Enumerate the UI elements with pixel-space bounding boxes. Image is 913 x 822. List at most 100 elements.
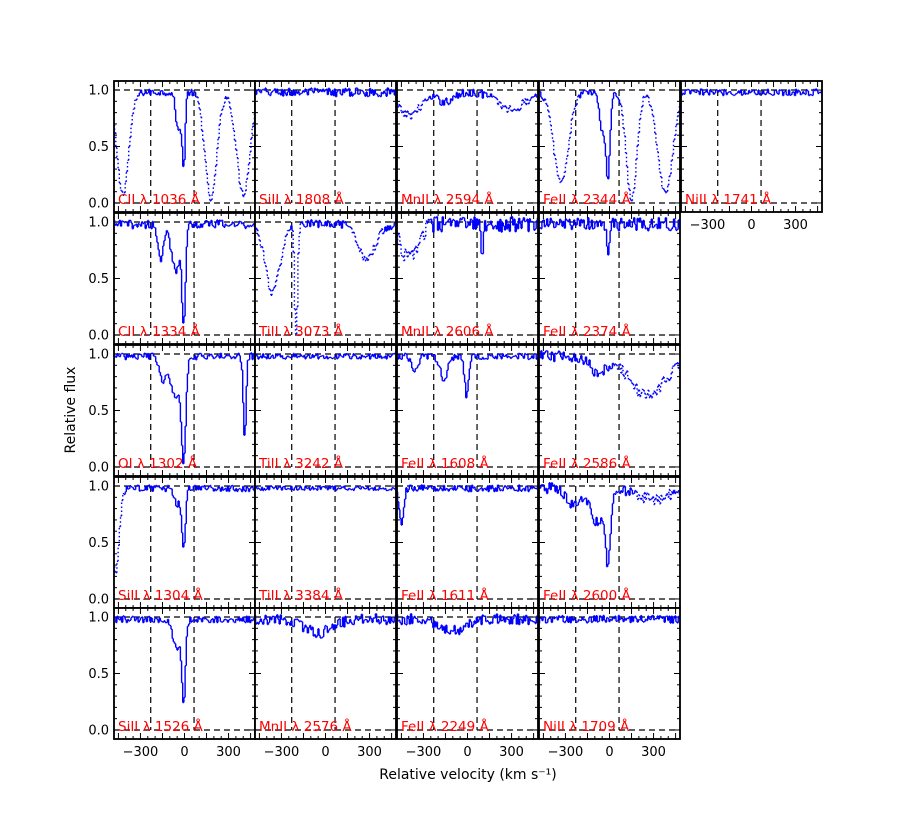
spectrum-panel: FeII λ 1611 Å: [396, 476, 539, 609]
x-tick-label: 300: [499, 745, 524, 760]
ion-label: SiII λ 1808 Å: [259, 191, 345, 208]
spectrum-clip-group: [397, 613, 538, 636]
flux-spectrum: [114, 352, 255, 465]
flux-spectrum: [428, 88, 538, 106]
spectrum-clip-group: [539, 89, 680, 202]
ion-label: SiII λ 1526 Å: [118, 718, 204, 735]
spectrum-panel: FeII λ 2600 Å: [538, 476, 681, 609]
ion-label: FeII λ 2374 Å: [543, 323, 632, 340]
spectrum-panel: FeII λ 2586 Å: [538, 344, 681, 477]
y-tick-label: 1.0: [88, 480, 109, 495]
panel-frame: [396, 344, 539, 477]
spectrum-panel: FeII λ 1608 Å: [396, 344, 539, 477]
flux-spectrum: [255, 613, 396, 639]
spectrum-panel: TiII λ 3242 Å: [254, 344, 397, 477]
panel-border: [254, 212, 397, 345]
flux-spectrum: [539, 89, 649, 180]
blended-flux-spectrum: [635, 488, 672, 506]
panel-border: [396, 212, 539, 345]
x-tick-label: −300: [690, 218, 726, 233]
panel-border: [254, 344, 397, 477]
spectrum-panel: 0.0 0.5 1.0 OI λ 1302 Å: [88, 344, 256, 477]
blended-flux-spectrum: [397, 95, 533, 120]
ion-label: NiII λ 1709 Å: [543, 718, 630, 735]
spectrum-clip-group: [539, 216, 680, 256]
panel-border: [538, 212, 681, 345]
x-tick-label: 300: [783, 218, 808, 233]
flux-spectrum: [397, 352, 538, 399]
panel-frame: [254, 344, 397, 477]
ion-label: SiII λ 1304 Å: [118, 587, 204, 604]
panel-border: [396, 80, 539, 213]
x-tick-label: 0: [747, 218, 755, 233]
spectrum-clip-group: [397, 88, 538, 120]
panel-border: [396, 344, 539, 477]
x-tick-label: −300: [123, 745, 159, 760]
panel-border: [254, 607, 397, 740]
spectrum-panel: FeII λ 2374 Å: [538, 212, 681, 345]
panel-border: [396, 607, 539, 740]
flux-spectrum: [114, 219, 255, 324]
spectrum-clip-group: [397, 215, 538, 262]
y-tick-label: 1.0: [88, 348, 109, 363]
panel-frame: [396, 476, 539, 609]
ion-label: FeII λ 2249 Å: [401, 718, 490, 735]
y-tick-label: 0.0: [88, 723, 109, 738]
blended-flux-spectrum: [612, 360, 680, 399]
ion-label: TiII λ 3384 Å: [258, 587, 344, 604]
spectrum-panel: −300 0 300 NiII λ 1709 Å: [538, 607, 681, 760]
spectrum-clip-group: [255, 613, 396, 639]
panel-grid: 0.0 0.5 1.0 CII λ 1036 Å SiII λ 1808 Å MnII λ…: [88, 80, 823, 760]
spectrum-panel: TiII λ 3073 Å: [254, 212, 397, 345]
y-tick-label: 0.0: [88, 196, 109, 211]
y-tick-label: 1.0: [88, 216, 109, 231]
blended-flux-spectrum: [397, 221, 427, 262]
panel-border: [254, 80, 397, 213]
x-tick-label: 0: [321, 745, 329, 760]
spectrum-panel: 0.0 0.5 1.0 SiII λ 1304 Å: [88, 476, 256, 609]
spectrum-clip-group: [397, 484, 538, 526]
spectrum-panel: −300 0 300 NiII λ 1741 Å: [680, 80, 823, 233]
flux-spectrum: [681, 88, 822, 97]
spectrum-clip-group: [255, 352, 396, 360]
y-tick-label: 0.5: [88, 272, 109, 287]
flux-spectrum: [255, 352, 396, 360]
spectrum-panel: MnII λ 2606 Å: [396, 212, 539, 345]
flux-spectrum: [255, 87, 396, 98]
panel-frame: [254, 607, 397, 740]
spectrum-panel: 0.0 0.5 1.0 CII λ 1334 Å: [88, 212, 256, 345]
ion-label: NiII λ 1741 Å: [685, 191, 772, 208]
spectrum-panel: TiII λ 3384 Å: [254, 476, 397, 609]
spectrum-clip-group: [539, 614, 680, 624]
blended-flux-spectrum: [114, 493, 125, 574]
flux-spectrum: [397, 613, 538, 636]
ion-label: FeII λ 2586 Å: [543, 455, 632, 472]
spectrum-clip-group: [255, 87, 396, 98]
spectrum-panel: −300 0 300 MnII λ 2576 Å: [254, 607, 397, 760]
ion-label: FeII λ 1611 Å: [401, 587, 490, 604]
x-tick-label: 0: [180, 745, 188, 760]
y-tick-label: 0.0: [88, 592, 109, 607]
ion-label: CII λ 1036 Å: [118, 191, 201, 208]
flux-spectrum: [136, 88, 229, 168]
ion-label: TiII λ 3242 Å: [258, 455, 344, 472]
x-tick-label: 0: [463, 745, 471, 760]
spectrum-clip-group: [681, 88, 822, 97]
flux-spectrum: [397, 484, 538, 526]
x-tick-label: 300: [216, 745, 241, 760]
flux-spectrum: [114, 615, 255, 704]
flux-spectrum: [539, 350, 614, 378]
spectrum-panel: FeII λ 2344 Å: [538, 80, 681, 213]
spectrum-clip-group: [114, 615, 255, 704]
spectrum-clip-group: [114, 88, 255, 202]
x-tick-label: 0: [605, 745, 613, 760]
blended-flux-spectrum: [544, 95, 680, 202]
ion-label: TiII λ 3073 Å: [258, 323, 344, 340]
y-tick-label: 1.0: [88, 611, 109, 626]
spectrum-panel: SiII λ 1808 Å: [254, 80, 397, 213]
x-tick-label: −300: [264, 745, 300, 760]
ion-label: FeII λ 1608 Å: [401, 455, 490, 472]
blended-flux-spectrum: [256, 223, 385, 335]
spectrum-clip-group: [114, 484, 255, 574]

■ Requirement
Lay out the whole listing above as a Markdown table with two columns, Row for the row number and Entry for the line. Skip blank lines and leave out the pictures.

■ Result of this exercise
| Row | Entry |
|---|---|
| 1 | Enumerate the UI elements with pixel-space bounding boxes. Image is 913 x 822. List at most 100 elements. |
| 2 | spectrum-panel: FeII λ 1611 Å: [396, 476, 539, 609] |
| 3 | x-tick-label: 300: [499, 745, 524, 760] |
| 4 | ion-label: SiII λ 1808 Å: [259, 191, 345, 208] |
| 5 | spectrum-clip-group: [397, 613, 538, 636] |
| 6 | flux-spectrum: [114, 352, 255, 465] |
| 7 | flux-spectrum: [428, 88, 538, 106] |
| 8 | spectrum-clip-group: [539, 89, 680, 202] |
| 9 | ion-label: SiII λ 1526 Å: [118, 718, 204, 735] |
| 10 | spectrum-panel: FeII λ 2600 Å: [538, 476, 681, 609] |
| 11 | ion-label: FeII λ 2374 Å: [543, 323, 632, 340] |
| 12 | spectrum-panel: FeII λ 2586 Å: [538, 344, 681, 477] |
| 13 | y-tick-label: 1.0: [88, 480, 109, 495] |
| 14 | panel-frame: [396, 344, 539, 477] |
| 15 | spectrum-panel: FeII λ 1608 Å: [396, 344, 539, 477] |
| 16 | flux-spectrum: [255, 613, 396, 639] |
| 17 | spectrum-panel: TiII λ 3242 Å: [254, 344, 397, 477] |
| 18 | panel-border: [254, 212, 397, 345] |
| 19 | flux-spectrum: [539, 89, 649, 180] |
| 20 | blended-flux-spectrum: [635, 488, 672, 506] |
| 21 | panel-border: [396, 212, 539, 345] |
| 22 | x-tick-label: −300: [690, 218, 726, 233] |
| 23 | panel-border: [254, 344, 397, 477] |
| 24 | spectrum-panel: 0.0 0.5 1.0 OI λ 1302 Å: [88, 344, 256, 477] |
| 25 | blended-flux-spectrum: [397, 95, 533, 120] |
| 26 | ion-label: NiII λ 1709 Å: [543, 718, 630, 735] |
| 27 | spectrum-clip-group: [539, 216, 680, 256] |
| 28 | panel-border: [538, 212, 681, 345] |
| 29 | x-tick-label: 300: [783, 218, 808, 233] |
| 30 | flux-spectrum: [397, 352, 538, 399] |
| 31 | panel-frame: [254, 344, 397, 477] |
| 32 | ion-label: SiII λ 1304 Å: [118, 587, 204, 604] |
| 33 | panel-border: [396, 80, 539, 213] |
| 34 | x-tick-label: 0: [747, 218, 755, 233] |
| 35 | spectrum-clip-group: [397, 88, 538, 120] |
| 36 | panel-border: [396, 344, 539, 477] |
| 37 | x-tick-label: −300: [123, 745, 159, 760] |
| 38 | panel-border: [254, 607, 397, 740] |
| 39 | spectrum-panel: FeII λ 2374 Å: [538, 212, 681, 345] |
| 40 | panel-border: [396, 607, 539, 740] |
| 41 | flux-spectrum: [114, 219, 255, 324] |
| 42 | spectrum-clip-group: [397, 215, 538, 262] |
| 43 | y-tick-label: 1.0: [88, 348, 109, 363] |
| 44 | panel-frame: [396, 476, 539, 609] |
| 45 | ion-label: FeII λ 2249 Å: [401, 718, 490, 735] |
| 46 | y-tick-label: 0.0: [88, 723, 109, 738] |
| 47 | blended-flux-spectrum: [612, 360, 680, 399] |
| 48 | ion-label: TiII λ 3384 Å: [258, 587, 344, 604] |
| 49 | spectrum-panel: −300 0 300 NiII λ 1709 Å: [538, 607, 681, 760] |
| 50 | spectrum-clip-group: [255, 613, 396, 639] |
| 51 | panel-grid: 0.0 0.5 1.0 CII λ 1036 Å SiII λ 1808 Å MnII λ…: [88, 80, 823, 760] |
| 52 | spectrum-panel: TiII λ 3073 Å: [254, 212, 397, 345] |
| 53 | y-tick-label: 0.0: [88, 196, 109, 211] |
| 54 | y-tick-label: 1.0: [88, 216, 109, 231] |
| 55 | blended-flux-spectrum: [397, 221, 427, 262] |
| 56 | panel-border: [254, 80, 397, 213] |
| 57 | x-tick-label: 0: [321, 745, 329, 760] |
| 58 | spectrum-panel: 0.0 0.5 1.0 SiII λ 1304 Å: [88, 476, 256, 609] |
| 59 | spectrum-clip-group: [397, 484, 538, 526] |
| 60 | spectrum-panel: −300 0 300 NiII λ 1741 Å: [680, 80, 823, 233] |
| 61 | flux-spectrum: [681, 88, 822, 97] |
| 62 | spectrum-clip-group: [255, 352, 396, 360] |
| 63 | y-tick-label: 0.5: [88, 272, 109, 287] |
| 64 | flux-spectrum: [255, 352, 396, 360] |
| 65 | spectrum-panel: MnII λ 2606 Å: [396, 212, 539, 345] |
| 66 | flux-spectrum: [255, 87, 396, 98] |
| 67 | panel-frame: [254, 607, 397, 740] |
| 68 | spectrum-panel: 0.0 0.5 1.0 CII λ 1334 Å: [88, 212, 256, 345] |
| 69 | ion-label: NiII λ 1741 Å: [685, 191, 772, 208] |
| 70 | spectrum-panel: TiII λ 3384 Å: [254, 476, 397, 609] |
| 71 | spectrum-clip-group: [539, 614, 680, 624] |
| 72 | blended-flux-spectrum: [114, 493, 125, 574] |
| 73 | flux-spectrum: [397, 613, 538, 636] |
| 74 | ion-label: FeII λ 2586 Å: [543, 455, 632, 472] |
| 75 | spectrum-clip-group: [255, 87, 396, 98] |
| 76 | spectrum-panel: −300 0 300 MnII λ 2576 Å: [254, 607, 397, 760] |
| 77 | ion-label: FeII λ 1611 Å: [401, 587, 490, 604] |
| 78 | x-tick-label: 0: [180, 745, 188, 760] |
| 79 | y-tick-label: 0.0: [88, 592, 109, 607] |
| 80 | ion-label: CII λ 1036 Å: [118, 191, 201, 208] |
| 81 | flux-spectrum: [136, 88, 229, 168] |
| 82 | ion-label: TiII λ 3242 Å: [258, 455, 344, 472] |
| 83 | x-tick-label: 0: [463, 745, 471, 760] |
| 84 | spectrum-clip-group: [681, 88, 822, 97] |
| 85 | flux-spectrum: [397, 484, 538, 526] |
| 86 | x-tick-label: 300: [216, 745, 241, 760] |
| 87 | flux-spectrum: [114, 615, 255, 704] |
| 88 | flux-spectrum: [539, 350, 614, 378] |
| 89 | spectrum-panel: FeII λ 2344 Å: [538, 80, 681, 213] |
| 90 | spectrum-clip-group: [114, 615, 255, 704] |
| 91 | spectrum-clip-group: [114, 88, 255, 202] |
| 92 | x-tick-label: 0: [605, 745, 613, 760] |
| 93 | blended-flux-spectrum: [544, 95, 680, 202] |
| 94 | ion-label: TiII λ 3073 Å: [258, 323, 344, 340] |
| 95 | y-tick-label: 1.0: [88, 611, 109, 626] |
| 96 | spectrum-panel: SiII λ 1808 Å: [254, 80, 397, 213] |
| 97 | x-tick-label: −300: [264, 745, 300, 760] |
| 98 | ion-label: FeII λ 1608 Å: [401, 455, 490, 472] |
| 99 | blended-flux-spectrum: [256, 223, 385, 335] |
| 100 | spectrum-clip-group: [114, 484, 255, 574] |